- _Written task_:
Reproduce the material below line for line, changing nothing.

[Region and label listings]
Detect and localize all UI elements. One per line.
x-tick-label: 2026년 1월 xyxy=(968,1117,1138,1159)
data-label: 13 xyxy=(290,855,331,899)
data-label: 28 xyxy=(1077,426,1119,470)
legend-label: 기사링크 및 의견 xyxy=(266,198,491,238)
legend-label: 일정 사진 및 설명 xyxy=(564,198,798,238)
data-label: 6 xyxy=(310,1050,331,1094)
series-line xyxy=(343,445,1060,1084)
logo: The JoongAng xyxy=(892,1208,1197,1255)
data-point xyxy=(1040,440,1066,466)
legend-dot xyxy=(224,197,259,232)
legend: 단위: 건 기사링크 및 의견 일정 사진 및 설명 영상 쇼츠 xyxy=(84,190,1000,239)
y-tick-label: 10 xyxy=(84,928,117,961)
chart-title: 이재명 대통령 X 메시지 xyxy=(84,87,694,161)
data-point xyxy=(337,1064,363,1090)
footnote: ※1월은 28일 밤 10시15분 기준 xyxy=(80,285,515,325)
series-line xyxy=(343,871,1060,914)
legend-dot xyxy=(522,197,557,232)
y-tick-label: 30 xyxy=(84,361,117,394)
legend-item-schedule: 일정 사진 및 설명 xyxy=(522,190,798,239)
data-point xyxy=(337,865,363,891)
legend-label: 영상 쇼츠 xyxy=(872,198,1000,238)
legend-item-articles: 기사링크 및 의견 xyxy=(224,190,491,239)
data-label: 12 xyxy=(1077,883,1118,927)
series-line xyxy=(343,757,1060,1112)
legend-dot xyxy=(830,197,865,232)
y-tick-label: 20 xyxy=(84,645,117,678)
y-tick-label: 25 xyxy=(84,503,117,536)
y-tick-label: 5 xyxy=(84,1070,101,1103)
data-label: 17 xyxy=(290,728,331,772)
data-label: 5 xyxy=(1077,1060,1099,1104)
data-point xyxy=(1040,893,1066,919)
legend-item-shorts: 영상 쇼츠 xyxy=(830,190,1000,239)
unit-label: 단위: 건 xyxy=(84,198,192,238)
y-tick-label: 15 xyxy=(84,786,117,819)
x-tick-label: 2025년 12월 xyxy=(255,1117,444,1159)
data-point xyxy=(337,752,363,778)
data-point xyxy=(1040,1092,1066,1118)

- _Complete output_:
Detect and localize all UI elements. One per line.
x-tick-label: 2026년 1월 xyxy=(968,1117,1138,1159)
data-label: 13 xyxy=(290,855,331,899)
data-label: 28 xyxy=(1077,426,1119,470)
legend-label: 기사링크 및 의견 xyxy=(266,198,491,238)
legend-label: 일정 사진 및 설명 xyxy=(564,198,798,238)
data-label: 6 xyxy=(310,1050,331,1094)
series-line xyxy=(343,445,1060,1084)
logo: The JoongAng xyxy=(892,1208,1197,1255)
data-point xyxy=(1040,440,1066,466)
legend-dot xyxy=(224,197,259,232)
legend: 단위: 건 기사링크 및 의견 일정 사진 및 설명 영상 쇼츠 xyxy=(84,190,1000,239)
y-tick-label: 10 xyxy=(84,928,117,961)
chart-title: 이재명 대통령 X 메시지 xyxy=(84,87,694,161)
data-point xyxy=(337,1064,363,1090)
footnote: ※1월은 28일 밤 10시15분 기준 xyxy=(80,285,515,325)
series-line xyxy=(343,871,1060,914)
legend-dot xyxy=(522,197,557,232)
y-tick-label: 30 xyxy=(84,361,117,394)
legend-item-schedule: 일정 사진 및 설명 xyxy=(522,190,798,239)
data-point xyxy=(337,865,363,891)
legend-label: 영상 쇼츠 xyxy=(872,198,1000,238)
legend-item-articles: 기사링크 및 의견 xyxy=(224,190,491,239)
data-label: 12 xyxy=(1077,883,1118,927)
series-line xyxy=(343,757,1060,1112)
legend-dot xyxy=(830,197,865,232)
y-tick-label: 20 xyxy=(84,645,117,678)
y-tick-label: 25 xyxy=(84,503,117,536)
y-tick-label: 5 xyxy=(84,1070,101,1103)
data-label: 17 xyxy=(290,728,331,772)
data-label: 5 xyxy=(1077,1060,1099,1104)
data-point xyxy=(1040,893,1066,919)
legend-item-shorts: 영상 쇼츠 xyxy=(830,190,1000,239)
unit-label: 단위: 건 xyxy=(84,198,192,238)
y-tick-label: 15 xyxy=(84,786,117,819)
x-tick-label: 2025년 12월 xyxy=(255,1117,444,1159)
data-point xyxy=(337,752,363,778)
data-point xyxy=(1040,1092,1066,1118)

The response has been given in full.